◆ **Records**

────────────────────────────────────────

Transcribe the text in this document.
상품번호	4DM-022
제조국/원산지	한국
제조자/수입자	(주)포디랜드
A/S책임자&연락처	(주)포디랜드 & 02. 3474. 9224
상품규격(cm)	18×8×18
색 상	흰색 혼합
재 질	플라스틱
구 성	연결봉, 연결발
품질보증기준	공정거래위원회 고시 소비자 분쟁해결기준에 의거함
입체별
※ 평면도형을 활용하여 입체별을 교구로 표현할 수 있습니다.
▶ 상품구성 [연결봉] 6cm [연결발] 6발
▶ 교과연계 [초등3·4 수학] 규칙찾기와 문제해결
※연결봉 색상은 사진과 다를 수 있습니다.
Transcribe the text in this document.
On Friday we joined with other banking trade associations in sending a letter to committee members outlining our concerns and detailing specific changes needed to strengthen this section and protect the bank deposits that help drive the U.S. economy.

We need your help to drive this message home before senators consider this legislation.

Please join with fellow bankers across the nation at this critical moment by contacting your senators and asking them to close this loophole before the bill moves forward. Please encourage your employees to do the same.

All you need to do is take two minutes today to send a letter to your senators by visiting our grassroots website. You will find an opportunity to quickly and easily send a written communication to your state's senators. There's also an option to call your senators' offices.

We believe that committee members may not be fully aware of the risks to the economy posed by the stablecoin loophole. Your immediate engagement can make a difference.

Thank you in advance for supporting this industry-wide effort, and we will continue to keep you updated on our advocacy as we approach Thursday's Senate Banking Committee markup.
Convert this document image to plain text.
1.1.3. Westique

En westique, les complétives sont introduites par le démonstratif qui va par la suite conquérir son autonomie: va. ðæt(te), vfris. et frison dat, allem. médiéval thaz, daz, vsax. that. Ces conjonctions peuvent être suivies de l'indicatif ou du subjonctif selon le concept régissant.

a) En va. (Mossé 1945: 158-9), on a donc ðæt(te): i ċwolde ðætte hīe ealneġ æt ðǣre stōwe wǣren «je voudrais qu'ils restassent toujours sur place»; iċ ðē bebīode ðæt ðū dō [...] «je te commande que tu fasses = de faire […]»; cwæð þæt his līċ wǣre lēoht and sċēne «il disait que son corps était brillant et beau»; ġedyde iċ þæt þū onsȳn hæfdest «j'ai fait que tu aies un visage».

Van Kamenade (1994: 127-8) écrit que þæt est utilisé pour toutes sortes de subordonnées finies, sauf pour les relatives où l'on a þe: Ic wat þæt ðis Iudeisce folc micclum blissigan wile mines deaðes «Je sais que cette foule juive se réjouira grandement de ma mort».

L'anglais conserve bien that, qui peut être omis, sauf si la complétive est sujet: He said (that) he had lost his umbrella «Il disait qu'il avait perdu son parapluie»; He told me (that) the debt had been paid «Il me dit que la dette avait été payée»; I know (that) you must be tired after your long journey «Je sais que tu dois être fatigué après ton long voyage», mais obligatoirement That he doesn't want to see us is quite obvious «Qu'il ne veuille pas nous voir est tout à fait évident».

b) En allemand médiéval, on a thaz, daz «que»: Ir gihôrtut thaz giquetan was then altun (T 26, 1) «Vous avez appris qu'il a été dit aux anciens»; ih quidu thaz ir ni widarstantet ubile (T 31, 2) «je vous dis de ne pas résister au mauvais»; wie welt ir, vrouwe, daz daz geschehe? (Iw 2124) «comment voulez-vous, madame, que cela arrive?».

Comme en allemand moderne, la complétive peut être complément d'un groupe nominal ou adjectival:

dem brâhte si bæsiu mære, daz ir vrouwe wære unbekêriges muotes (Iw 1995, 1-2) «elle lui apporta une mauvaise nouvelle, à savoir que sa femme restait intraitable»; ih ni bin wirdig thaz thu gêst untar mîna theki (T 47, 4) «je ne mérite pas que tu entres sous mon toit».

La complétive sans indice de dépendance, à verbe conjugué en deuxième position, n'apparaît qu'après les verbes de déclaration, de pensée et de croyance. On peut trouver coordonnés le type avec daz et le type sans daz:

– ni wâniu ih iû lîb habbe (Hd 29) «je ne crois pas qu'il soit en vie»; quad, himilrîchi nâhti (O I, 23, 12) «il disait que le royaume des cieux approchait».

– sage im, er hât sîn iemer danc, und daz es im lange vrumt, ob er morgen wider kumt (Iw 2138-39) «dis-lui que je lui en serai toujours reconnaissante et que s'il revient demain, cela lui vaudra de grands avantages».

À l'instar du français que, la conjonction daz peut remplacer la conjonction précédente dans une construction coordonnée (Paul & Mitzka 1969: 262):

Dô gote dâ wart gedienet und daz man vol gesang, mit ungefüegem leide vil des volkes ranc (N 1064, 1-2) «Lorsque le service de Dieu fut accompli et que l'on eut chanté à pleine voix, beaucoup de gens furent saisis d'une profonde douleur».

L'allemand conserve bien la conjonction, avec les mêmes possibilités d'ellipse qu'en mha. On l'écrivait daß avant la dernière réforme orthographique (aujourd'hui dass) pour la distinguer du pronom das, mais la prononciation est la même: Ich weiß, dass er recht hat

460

────────────────────────────────────────

◆ **Task**
Retype the listing exactly, in full.

◆ **Solution to the exercise**
Transcribe the text in this document.
상품번호	4DM-022
제조국/원산지	한국
제조자/수입자	(주)포디랜드
A/S책임자&연락처	(주)포디랜드 & 02. 3474. 9224
상품규격(cm)	18×8×18
색 상	흰색 혼합
재 질	플라스틱
구 성	연결봉, 연결발
품질보증기준	공정거래위원회 고시 소비자 분쟁해결기준에 의거함
입체별
※ 평면도형을 활용하여 입체별을 교구로 표현할 수 있습니다.
▶ 상품구성 [연결봉] 6cm [연결발] 6발
▶ 교과연계 [초등3·4 수학] 규칙찾기와 문제해결
※연결봉 색상은 사진과 다를 수 있습니다.
Transcribe the text in this document.
On Friday we joined with other banking trade associations in sending a letter to committee members outlining our concerns and detailing specific changes needed to strengthen this section and protect the bank deposits that help drive the U.S. economy.

We need your help to drive this message home before senators consider this legislation.

Please join with fellow bankers across the nation at this critical moment by contacting your senators and asking them to close this loophole before the bill moves forward. Please encourage your employees to do the same.

All you need to do is take two minutes today to send a letter to your senators by visiting our grassroots website. You will find an opportunity to quickly and easily send a written communication to your state's senators. There's also an option to call your senators' offices.

We believe that committee members may not be fully aware of the risks to the economy posed by the stablecoin loophole. Your immediate engagement can make a difference.

Thank you in advance for supporting this industry-wide effort, and we will continue to keep you updated on our advocacy as we approach Thursday's Senate Banking Committee markup.
Convert this document image to plain text.
1.1.3. Westique

En westique, les complétives sont introduites par le démonstratif qui va par la suite conquérir son autonomie: va. ðæt(te), vfris. et frison dat, allem. médiéval thaz, daz, vsax. that. Ces conjonctions peuvent être suivies de l'indicatif ou du subjonctif selon le concept régissant.

a) En va. (Mossé 1945: 158-9), on a donc ðæt(te): i ċwolde ðætte hīe ealneġ æt ðǣre stōwe wǣren «je voudrais qu'ils restassent toujours sur place»; iċ ðē bebīode ðæt ðū dō [...] «je te commande que tu fasses = de faire […]»; cwæð þæt his līċ wǣre lēoht and sċēne «il disait que son corps était brillant et beau»; ġedyde iċ þæt þū onsȳn hæfdest «j'ai fait que tu aies un visage».

Van Kamenade (1994: 127-8) écrit que þæt est utilisé pour toutes sortes de subordonnées finies, sauf pour les relatives où l'on a þe: Ic wat þæt ðis Iudeisce folc micclum blissigan wile mines deaðes «Je sais que cette foule juive se réjouira grandement de ma mort».

L'anglais conserve bien that, qui peut être omis, sauf si la complétive est sujet: He said (that) he had lost his umbrella «Il disait qu'il avait perdu son parapluie»; He told me (that) the debt had been paid «Il me dit que la dette avait été payée»; I know (that) you must be tired after your long journey «Je sais que tu dois être fatigué après ton long voyage», mais obligatoirement That he doesn't want to see us is quite obvious «Qu'il ne veuille pas nous voir est tout à fait évident».

b) En allemand médiéval, on a thaz, daz «que»: Ir gihôrtut thaz giquetan was then altun (T 26, 1) «Vous avez appris qu'il a été dit aux anciens»; ih quidu thaz ir ni widarstantet ubile (T 31, 2) «je vous dis de ne pas résister au mauvais»; wie welt ir, vrouwe, daz daz geschehe? (Iw 2124) «comment voulez-vous, madame, que cela arrive?».

Comme en allemand moderne, la complétive peut être complément d'un groupe nominal ou adjectival:

dem brâhte si bæsiu mære, daz ir vrouwe wære unbekêriges muotes (Iw 1995, 1-2) «elle lui apporta une mauvaise nouvelle, à savoir que sa femme restait intraitable»; ih ni bin wirdig thaz thu gêst untar mîna theki (T 47, 4) «je ne mérite pas que tu entres sous mon toit».

La complétive sans indice de dépendance, à verbe conjugué en deuxième position, n'apparaît qu'après les verbes de déclaration, de pensée et de croyance. On peut trouver coordonnés le type avec daz et le type sans daz:

– ni wâniu ih iû lîb habbe (Hd 29) «je ne crois pas qu'il soit en vie»; quad, himilrîchi nâhti (O I, 23, 12) «il disait que le royaume des cieux approchait».

– sage im, er hât sîn iemer danc, und daz es im lange vrumt, ob er morgen wider kumt (Iw 2138-39) «dis-lui que je lui en serai toujours reconnaissante et que s'il revient demain, cela lui vaudra de grands avantages».

À l'instar du français que, la conjonction daz peut remplacer la conjonction précédente dans une construction coordonnée (Paul & Mitzka 1969: 262):

Dô gote dâ wart gedienet und daz man vol gesang, mit ungefüegem leide vil des volkes ranc (N 1064, 1-2) «Lorsque le service de Dieu fut accompli et que l'on eut chanté à pleine voix, beaucoup de gens furent saisis d'une profonde douleur».

L'allemand conserve bien la conjonction, avec les mêmes possibilités d'ellipse qu'en mha. On l'écrivait daß avant la dernière réforme orthographique (aujourd'hui dass) pour la distinguer du pronom das, mais la prononciation est la même: Ich weiß, dass er recht hat

460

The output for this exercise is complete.